[STATED GOAL] Read the listing below and copy out every line that holds "come".

[STORED ROWS]
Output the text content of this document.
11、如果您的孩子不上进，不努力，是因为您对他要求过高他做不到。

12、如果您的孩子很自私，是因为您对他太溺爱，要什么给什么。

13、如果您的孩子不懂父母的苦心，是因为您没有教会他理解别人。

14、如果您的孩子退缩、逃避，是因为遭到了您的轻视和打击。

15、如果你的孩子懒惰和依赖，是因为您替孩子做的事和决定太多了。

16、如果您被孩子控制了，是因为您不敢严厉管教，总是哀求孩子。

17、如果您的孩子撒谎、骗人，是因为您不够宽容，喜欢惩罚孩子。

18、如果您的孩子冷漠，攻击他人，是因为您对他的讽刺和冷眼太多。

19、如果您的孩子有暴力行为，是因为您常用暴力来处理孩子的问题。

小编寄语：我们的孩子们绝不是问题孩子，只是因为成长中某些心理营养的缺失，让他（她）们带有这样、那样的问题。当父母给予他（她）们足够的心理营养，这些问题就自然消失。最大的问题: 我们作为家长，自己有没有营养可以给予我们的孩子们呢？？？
...
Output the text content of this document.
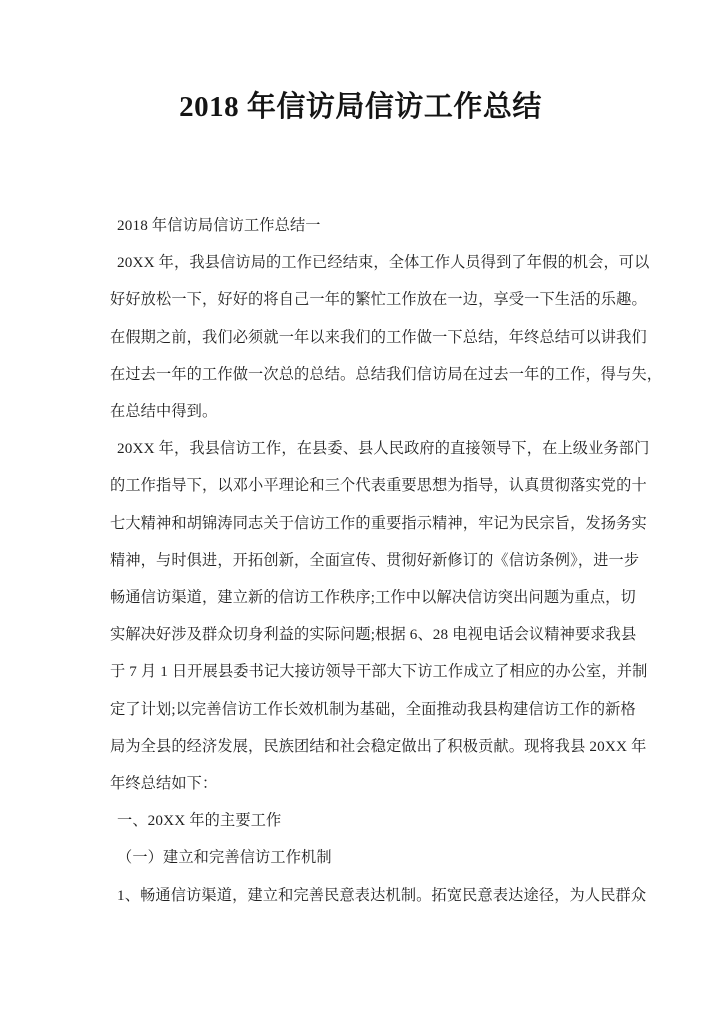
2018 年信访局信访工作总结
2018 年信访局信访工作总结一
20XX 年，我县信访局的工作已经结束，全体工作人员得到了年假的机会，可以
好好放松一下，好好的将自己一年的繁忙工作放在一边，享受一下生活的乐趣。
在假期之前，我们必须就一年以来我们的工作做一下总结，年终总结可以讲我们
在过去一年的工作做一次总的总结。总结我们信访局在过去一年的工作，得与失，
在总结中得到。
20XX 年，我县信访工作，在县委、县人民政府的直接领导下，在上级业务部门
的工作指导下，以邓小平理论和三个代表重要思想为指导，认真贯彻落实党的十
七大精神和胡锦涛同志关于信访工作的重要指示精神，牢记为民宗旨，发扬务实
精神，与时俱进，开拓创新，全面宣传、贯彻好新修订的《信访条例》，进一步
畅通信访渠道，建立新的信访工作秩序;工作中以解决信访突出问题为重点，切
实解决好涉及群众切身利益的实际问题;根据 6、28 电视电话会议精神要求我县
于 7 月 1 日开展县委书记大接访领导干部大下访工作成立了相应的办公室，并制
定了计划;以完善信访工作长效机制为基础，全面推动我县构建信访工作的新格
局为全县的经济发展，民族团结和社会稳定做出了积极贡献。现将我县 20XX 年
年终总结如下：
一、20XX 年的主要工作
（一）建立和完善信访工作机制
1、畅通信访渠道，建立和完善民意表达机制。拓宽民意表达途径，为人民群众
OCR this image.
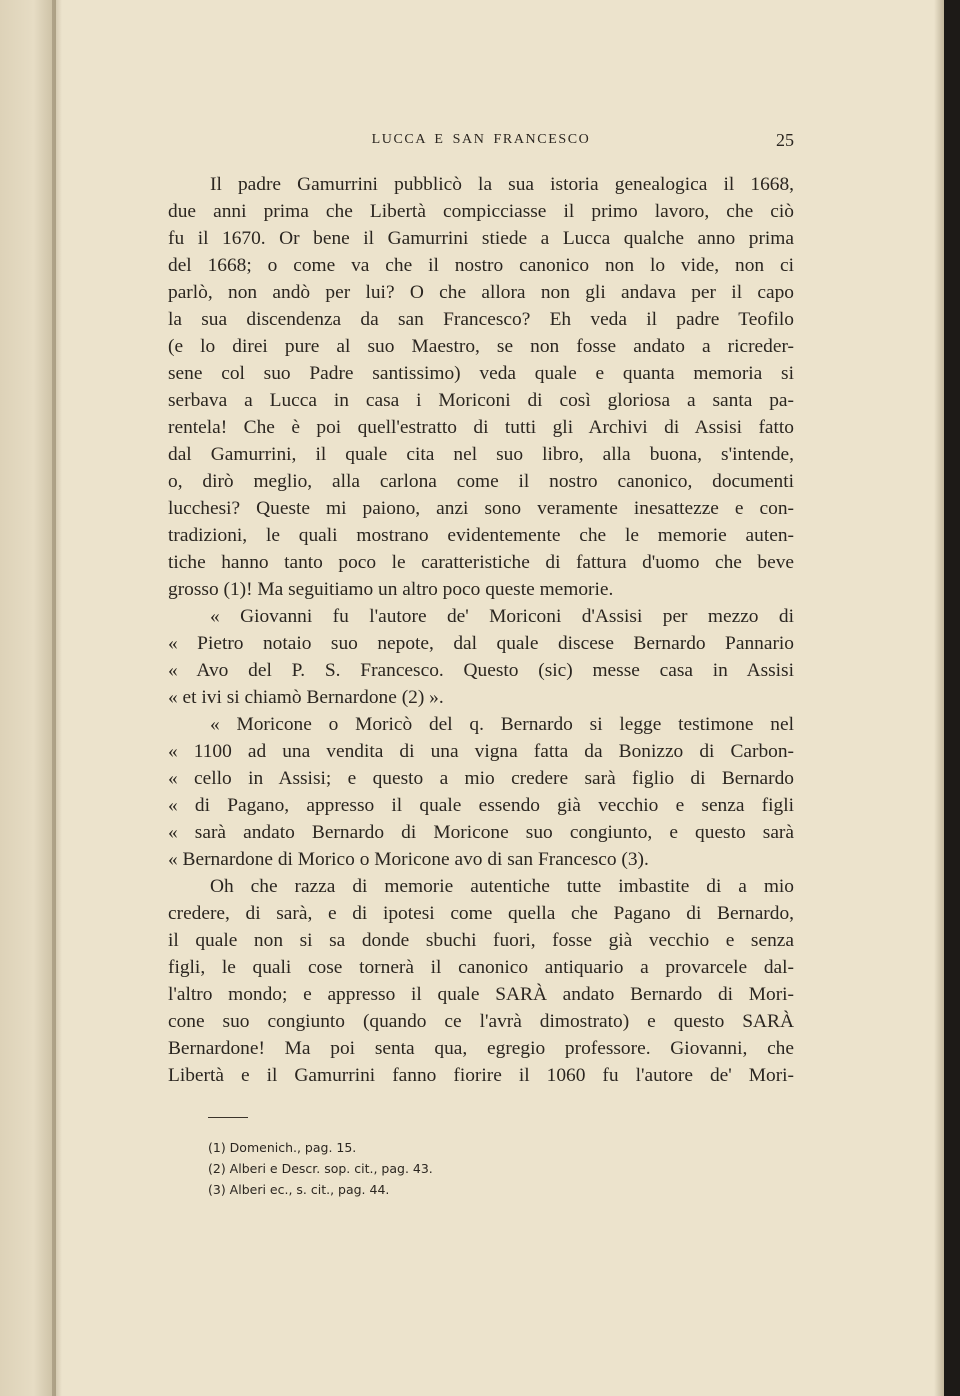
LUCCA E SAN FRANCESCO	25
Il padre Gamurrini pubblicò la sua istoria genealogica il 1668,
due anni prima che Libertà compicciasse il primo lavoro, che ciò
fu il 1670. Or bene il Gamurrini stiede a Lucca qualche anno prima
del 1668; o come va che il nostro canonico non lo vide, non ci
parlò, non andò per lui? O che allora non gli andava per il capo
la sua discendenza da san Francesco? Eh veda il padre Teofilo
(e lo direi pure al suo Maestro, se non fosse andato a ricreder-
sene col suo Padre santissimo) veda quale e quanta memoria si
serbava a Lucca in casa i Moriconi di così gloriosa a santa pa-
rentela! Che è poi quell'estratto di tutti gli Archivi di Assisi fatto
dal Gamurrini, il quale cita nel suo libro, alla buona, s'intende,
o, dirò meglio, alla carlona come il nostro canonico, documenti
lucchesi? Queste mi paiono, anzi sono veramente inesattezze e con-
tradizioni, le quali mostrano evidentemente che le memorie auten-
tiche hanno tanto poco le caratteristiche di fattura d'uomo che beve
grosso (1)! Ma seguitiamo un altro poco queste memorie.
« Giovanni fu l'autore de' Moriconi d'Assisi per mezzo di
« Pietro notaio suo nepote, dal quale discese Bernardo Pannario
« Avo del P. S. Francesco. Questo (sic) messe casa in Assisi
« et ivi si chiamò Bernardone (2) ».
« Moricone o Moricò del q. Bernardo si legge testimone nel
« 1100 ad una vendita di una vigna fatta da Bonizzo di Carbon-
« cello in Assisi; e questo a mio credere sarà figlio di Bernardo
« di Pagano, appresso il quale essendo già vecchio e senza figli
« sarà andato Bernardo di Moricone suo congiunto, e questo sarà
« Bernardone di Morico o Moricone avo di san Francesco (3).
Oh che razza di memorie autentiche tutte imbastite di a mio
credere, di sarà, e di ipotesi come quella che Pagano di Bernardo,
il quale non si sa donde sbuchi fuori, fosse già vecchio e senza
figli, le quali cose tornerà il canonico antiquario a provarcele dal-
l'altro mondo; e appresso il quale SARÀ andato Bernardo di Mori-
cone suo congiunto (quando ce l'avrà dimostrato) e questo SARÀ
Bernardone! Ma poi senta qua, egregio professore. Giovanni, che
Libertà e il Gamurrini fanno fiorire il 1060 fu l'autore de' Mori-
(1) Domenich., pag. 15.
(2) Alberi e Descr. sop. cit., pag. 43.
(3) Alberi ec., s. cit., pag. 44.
---
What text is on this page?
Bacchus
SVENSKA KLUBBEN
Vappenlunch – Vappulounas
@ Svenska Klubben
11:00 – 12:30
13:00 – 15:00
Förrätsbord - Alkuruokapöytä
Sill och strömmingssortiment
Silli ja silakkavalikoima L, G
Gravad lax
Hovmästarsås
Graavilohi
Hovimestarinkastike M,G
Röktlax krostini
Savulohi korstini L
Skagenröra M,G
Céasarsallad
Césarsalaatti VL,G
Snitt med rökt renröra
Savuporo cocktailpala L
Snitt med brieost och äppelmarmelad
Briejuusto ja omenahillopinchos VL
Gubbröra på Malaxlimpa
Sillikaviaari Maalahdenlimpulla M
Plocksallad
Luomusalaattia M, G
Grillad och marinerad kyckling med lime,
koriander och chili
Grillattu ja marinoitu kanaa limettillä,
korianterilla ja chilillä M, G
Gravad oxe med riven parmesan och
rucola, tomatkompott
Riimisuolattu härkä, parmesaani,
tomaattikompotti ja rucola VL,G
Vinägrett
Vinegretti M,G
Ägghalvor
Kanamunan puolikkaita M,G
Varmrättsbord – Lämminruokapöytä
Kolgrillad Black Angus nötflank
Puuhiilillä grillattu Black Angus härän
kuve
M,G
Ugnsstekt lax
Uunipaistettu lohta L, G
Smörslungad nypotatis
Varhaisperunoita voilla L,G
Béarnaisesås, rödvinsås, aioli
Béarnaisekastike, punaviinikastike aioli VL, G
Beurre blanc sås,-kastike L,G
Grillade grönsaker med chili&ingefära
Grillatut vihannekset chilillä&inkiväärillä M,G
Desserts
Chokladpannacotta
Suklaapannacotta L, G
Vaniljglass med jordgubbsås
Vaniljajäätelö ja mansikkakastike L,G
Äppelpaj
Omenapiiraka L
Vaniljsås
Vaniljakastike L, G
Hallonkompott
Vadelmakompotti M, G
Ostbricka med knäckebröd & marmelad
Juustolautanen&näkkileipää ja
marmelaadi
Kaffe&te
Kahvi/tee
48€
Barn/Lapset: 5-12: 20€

[EXERCISE ANSWER]
del 1668; o come va che il nostro canonico non lo vide, non ci
o, dirò meglio, alla carlona come il nostro canonico, documenti
credere, di sarà, e di ipotesi come quella che Pagano di Bernardo,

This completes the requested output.